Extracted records
+---+

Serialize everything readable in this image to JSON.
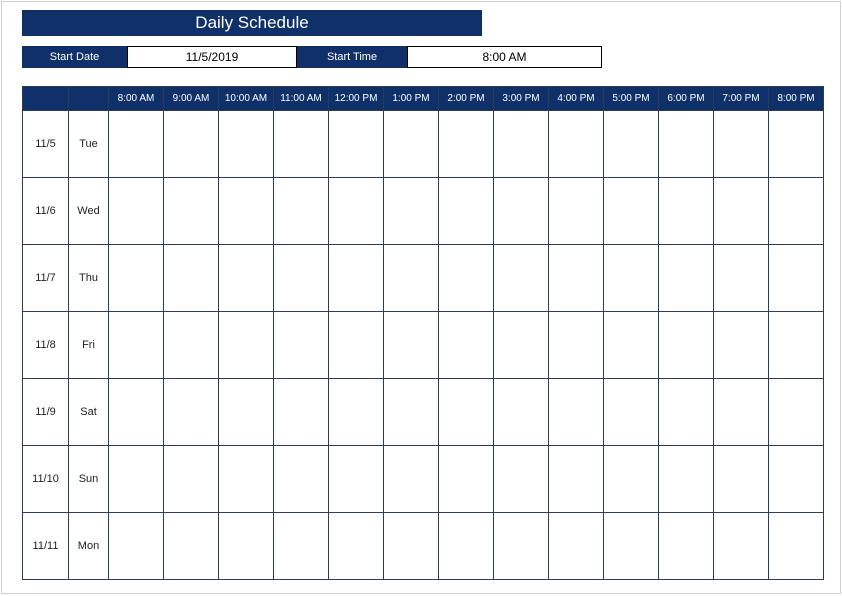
{
  "title": "Daily Schedule",
  "inputs": {
    "start_date_label": "Start Date",
    "start_date_value": "11/5/2019",
    "start_time_label": "Start Time",
    "start_time_value": "8:00 AM"
  },
  "time_headers": [
    "8:00 AM",
    "9:00 AM",
    "10:00 AM",
    "11:00 AM",
    "12:00 PM",
    "1:00 PM",
    "2:00 PM",
    "3:00 PM",
    "4:00 PM",
    "5:00 PM",
    "6:00 PM",
    "7:00 PM",
    "8:00 PM"
  ],
  "rows": [
    {
      "date": "11/5",
      "day": "Tue"
    },
    {
      "date": "11/6",
      "day": "Wed"
    },
    {
      "date": "11/7",
      "day": "Thu"
    },
    {
      "date": "11/8",
      "day": "Fri"
    },
    {
      "date": "11/9",
      "day": "Sat"
    },
    {
      "date": "11/10",
      "day": "Sun"
    },
    {
      "date": "11/11",
      "day": "Mon"
    }
  ]
}
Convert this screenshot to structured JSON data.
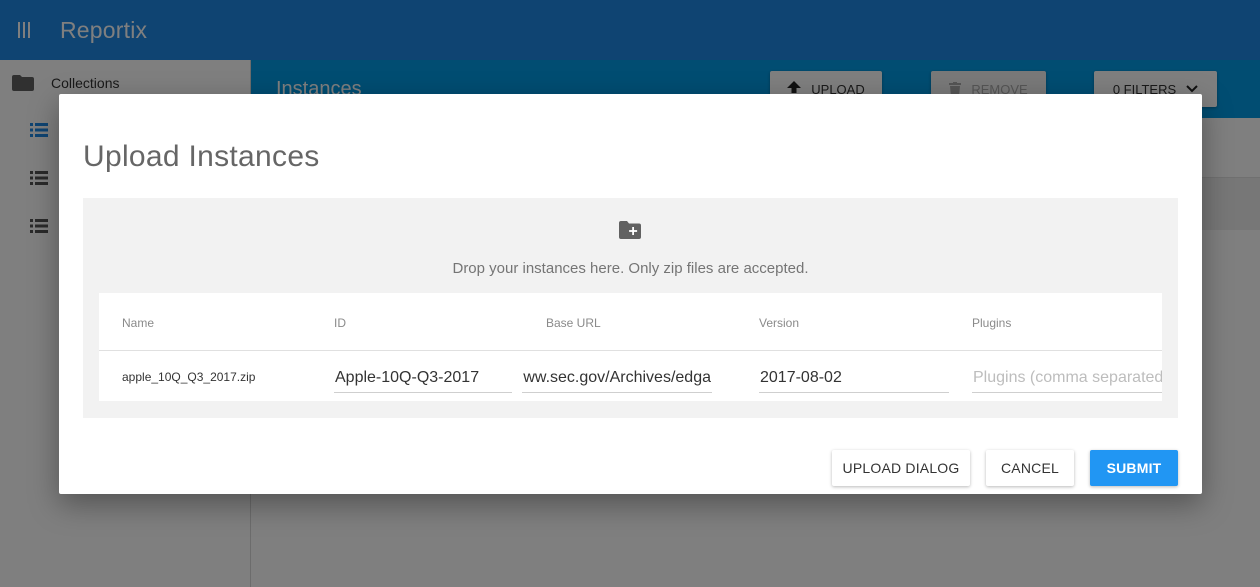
{
  "app": {
    "title": "Reportix"
  },
  "sidebar": {
    "collections_label": "Collections",
    "items": [
      {
        "icon": "list-icon",
        "active": true
      },
      {
        "icon": "list-icon",
        "active": false
      },
      {
        "icon": "list-icon",
        "active": false
      }
    ]
  },
  "content": {
    "title": "Instances",
    "upload_label": "UPLOAD",
    "remove_label": "REMOVE",
    "filters_label": "0 FILTERS"
  },
  "dialog": {
    "title": "Upload Instances",
    "drop_text": "Drop your instances here. Only zip files are accepted.",
    "columns": [
      "Name",
      "ID",
      "Base URL",
      "Version",
      "Plugins"
    ],
    "rows": [
      {
        "name": "apple_10Q_Q3_2017.zip",
        "id": "Apple-10Q-Q3-2017",
        "base_url": "https://www.sec.gov/Archives/edga",
        "version": "2017-08-02",
        "plugins": "",
        "plugins_placeholder": "Plugins (comma separated)"
      }
    ],
    "buttons": {
      "upload_dialog": "UPLOAD DIALOG",
      "cancel": "CANCEL",
      "submit": "SUBMIT"
    }
  },
  "colors": {
    "appbar": "#1e88e5",
    "content_header": "#039be5",
    "submit": "#2196f3"
  }
}
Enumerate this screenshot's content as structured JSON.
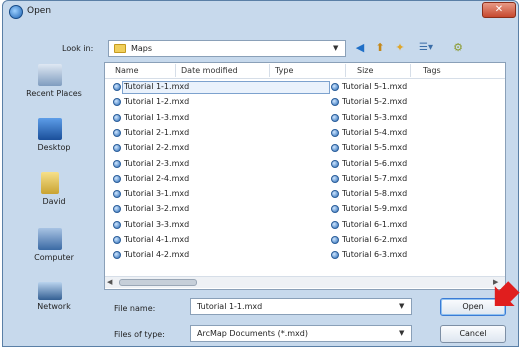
{
  "window": {
    "title": "Open",
    "close_glyph": "✕"
  },
  "toolbar": {
    "look_in_label": "Look in:",
    "look_in_value": "Maps",
    "icons": [
      "back-icon",
      "up-folder-icon",
      "new-folder-icon",
      "views-icon",
      "tools-icon"
    ]
  },
  "places": [
    {
      "label": "Recent Places",
      "icon": "recent-places-icon"
    },
    {
      "label": "Desktop",
      "icon": "desktop-icon"
    },
    {
      "label": "David",
      "icon": "user-folder-icon"
    },
    {
      "label": "Computer",
      "icon": "computer-icon"
    },
    {
      "label": "Network",
      "icon": "network-icon"
    }
  ],
  "columns": [
    "Name",
    "Date modified",
    "Type",
    "Size",
    "Tags"
  ],
  "files_col1": [
    "Tutorial 1-1.mxd",
    "Tutorial 1-2.mxd",
    "Tutorial 1-3.mxd",
    "Tutorial 2-1.mxd",
    "Tutorial 2-2.mxd",
    "Tutorial 2-3.mxd",
    "Tutorial 2-4.mxd",
    "Tutorial 3-1.mxd",
    "Tutorial 3-2.mxd",
    "Tutorial 3-3.mxd",
    "Tutorial 4-1.mxd",
    "Tutorial 4-2.mxd"
  ],
  "files_col2": [
    "Tutorial 5-1.mxd",
    "Tutorial 5-2.mxd",
    "Tutorial 5-3.mxd",
    "Tutorial 5-4.mxd",
    "Tutorial 5-5.mxd",
    "Tutorial 5-6.mxd",
    "Tutorial 5-7.mxd",
    "Tutorial 5-8.mxd",
    "Tutorial 5-9.mxd",
    "Tutorial 6-1.mxd",
    "Tutorial 6-2.mxd",
    "Tutorial 6-3.mxd"
  ],
  "selected_file": "Tutorial 1-1.mxd",
  "fields": {
    "file_name_label": "File name:",
    "file_name_value": "Tutorial 1-1.mxd",
    "file_type_label": "Files of type:",
    "file_type_value": "ArcMap Documents (*.mxd)"
  },
  "buttons": {
    "open": "Open",
    "cancel": "Cancel"
  },
  "colors": {
    "accent": "#3a7bd5",
    "pointer_arrow": "#e01e1e",
    "frame": "#c7d9ec"
  }
}
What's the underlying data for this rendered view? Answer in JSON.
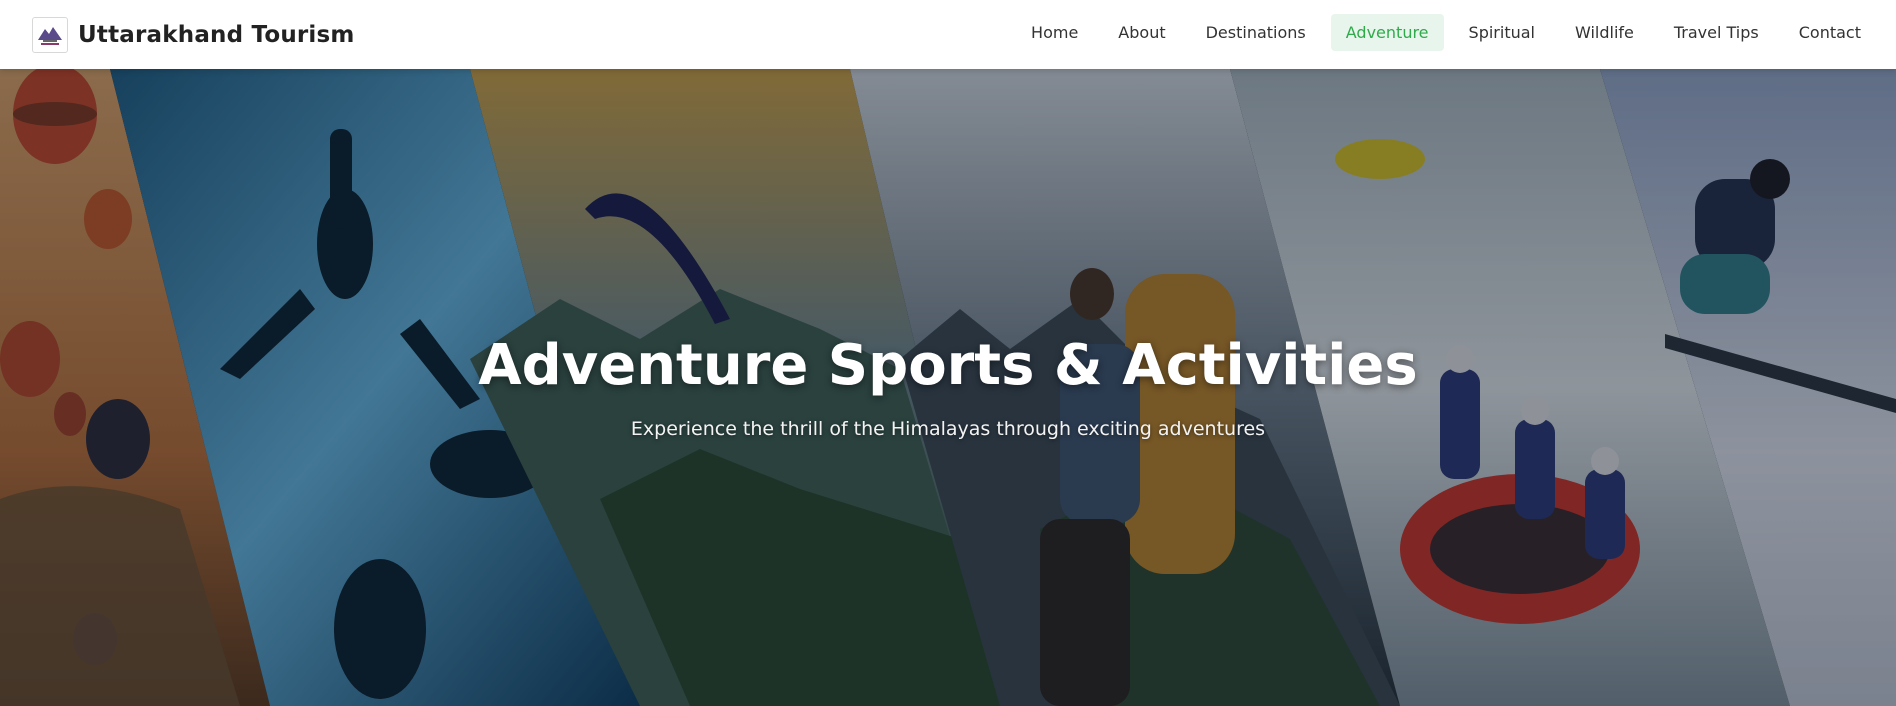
{
  "brand": {
    "name": "Uttarakhand Tourism",
    "logo_icon": "uttarakhand-logo-icon"
  },
  "nav": {
    "items": [
      {
        "label": "Home",
        "active": false
      },
      {
        "label": "About",
        "active": false
      },
      {
        "label": "Destinations",
        "active": false
      },
      {
        "label": "Adventure",
        "active": true
      },
      {
        "label": "Spiritual",
        "active": false
      },
      {
        "label": "Wildlife",
        "active": false
      },
      {
        "label": "Travel Tips",
        "active": false
      },
      {
        "label": "Contact",
        "active": false
      }
    ]
  },
  "hero": {
    "title": "Adventure Sports & Activities",
    "subtitle": "Experience the thrill of the Himalayas through exciting adventures",
    "panels": [
      "hot-air-balloons",
      "scuba-diving",
      "paragliding",
      "trekking",
      "river-rafting",
      "skiing"
    ]
  },
  "colors": {
    "active_nav_bg": "#e7f5ec",
    "active_nav_text": "#2fab4a",
    "nav_bg": "#ffffff"
  }
}
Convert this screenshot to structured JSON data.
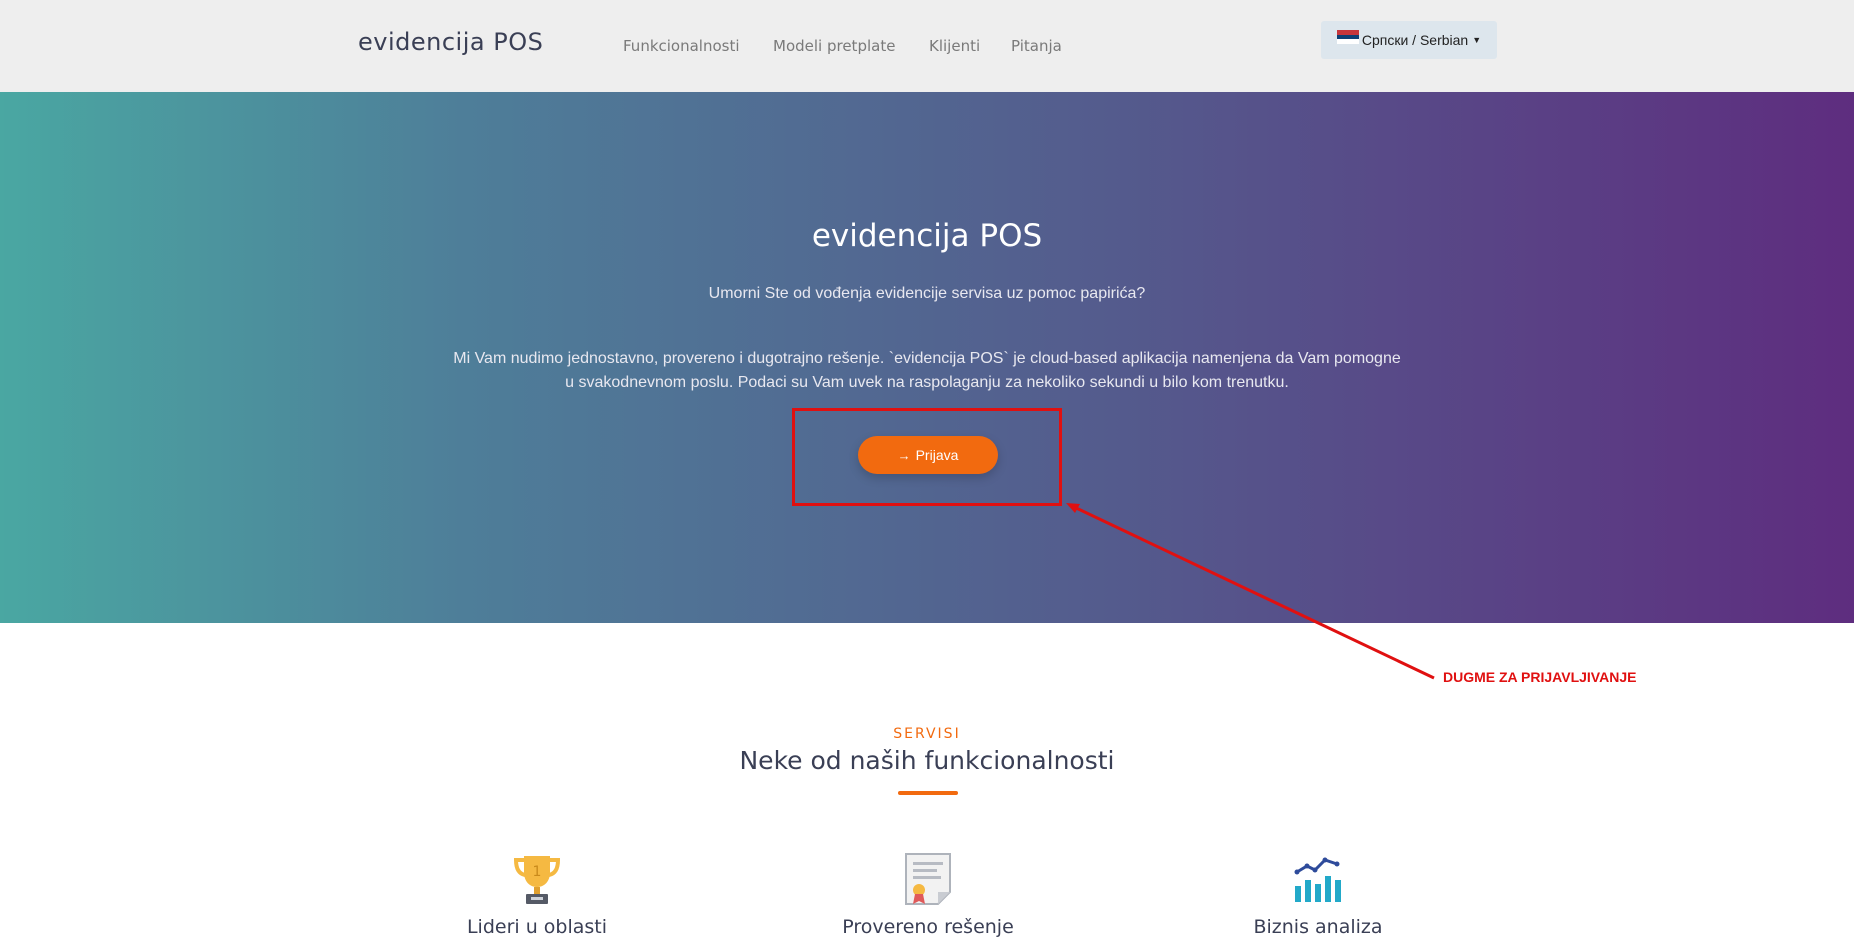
{
  "header": {
    "brand": "evidencija POS",
    "nav": [
      "Funkcionalnosti",
      "Modeli pretplate",
      "Klijenti",
      "Pitanja"
    ],
    "language": "Српски / Serbian"
  },
  "hero": {
    "title": "evidencija POS",
    "subtitle": "Umorni Ste od vođenja evidencije servisa uz pomoc papirića?",
    "description": "Mi Vam nudimo jednostavno, provereno i dugotrajno rešenje. `evidencija POS` je cloud-based aplikacija namenjena da Vam pomogne u svakodnevnom poslu. Podaci su Vam uvek na raspolaganju za nekoliko sekundi u bilo kom trenutku.",
    "login_button": "Prijava"
  },
  "annotation": {
    "text": "DUGME ZA PRIJAVLJIVANJE",
    "color": "#e01010"
  },
  "services": {
    "kicker": "SERVISI",
    "title": "Neke od naših funkcionalnosti",
    "features": [
      {
        "label": "Lideri u oblasti",
        "icon": "trophy-icon"
      },
      {
        "label": "Provereno rešenje",
        "icon": "certificate-icon"
      },
      {
        "label": "Biznis analiza",
        "icon": "bar-chart-icon"
      }
    ]
  },
  "colors": {
    "accent": "#f26a0f",
    "gradient_start": "#4aa7a2",
    "gradient_end": "#5e2d7f",
    "topbar": "#eeeeee"
  }
}
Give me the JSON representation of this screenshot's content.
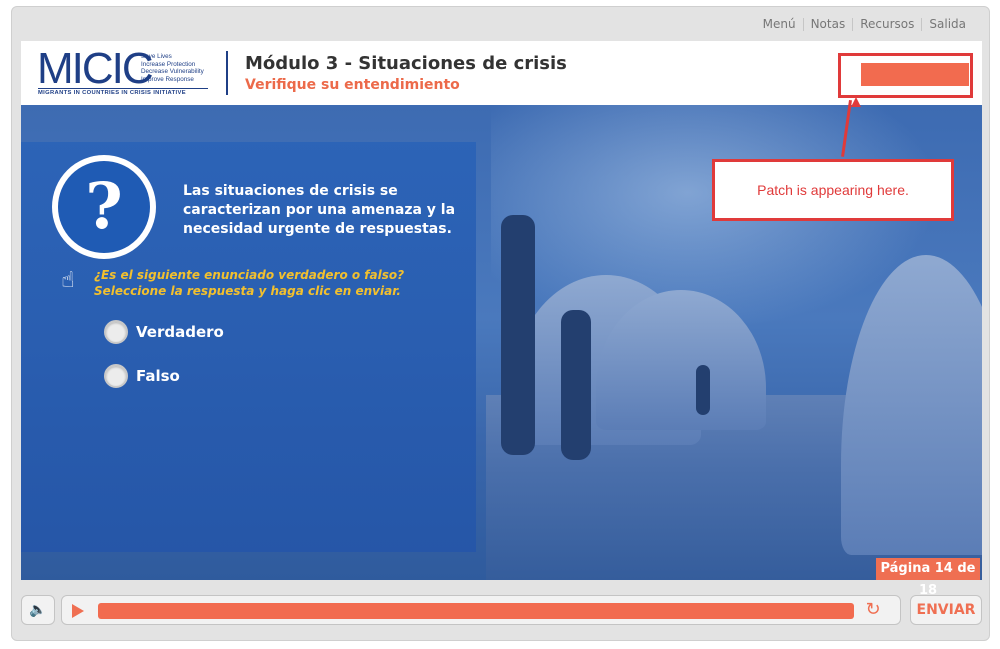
{
  "nav": {
    "items": [
      "Menú",
      "Notas",
      "Recursos",
      "Salida"
    ]
  },
  "logo": {
    "wordmark": "MICIC",
    "tagline": "Save Lives\nIncrease Protection\nDecrease Vulnerability\nImprove Response",
    "subtitle": "MIGRANTS IN COUNTRIES IN CRISIS INITIATIVE"
  },
  "header": {
    "title": "Módulo 3 - Situaciones de crisis",
    "subtitle": "Verifique su entendimiento"
  },
  "question": {
    "icon": "question-mark-icon",
    "text": "Las situaciones de crisis se caracterizan por una amenaza y la necesidad urgente de respuestas.",
    "instruction": "¿Es el siguiente enunciado verdadero o falso? Seleccione la respuesta y haga clic en enviar.",
    "options": [
      "Verdadero",
      "Falso"
    ]
  },
  "page_indicator": "Página 14 de 18",
  "annotation": {
    "callout": "Patch is appearing here."
  },
  "controls": {
    "volume_icon": "speaker-icon",
    "play_icon": "play-icon",
    "replay_icon": "replay-icon",
    "submit_label": "ENVIAR"
  },
  "colors": {
    "accent": "#ef6f52",
    "brand": "#1f3f86",
    "annotation": "#e03a3a",
    "panel": "#2556a8"
  }
}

+---+

Stated problem:
Provide only the number of lines in the entries that hold the word "subtitle".

Solution to the exercise:
4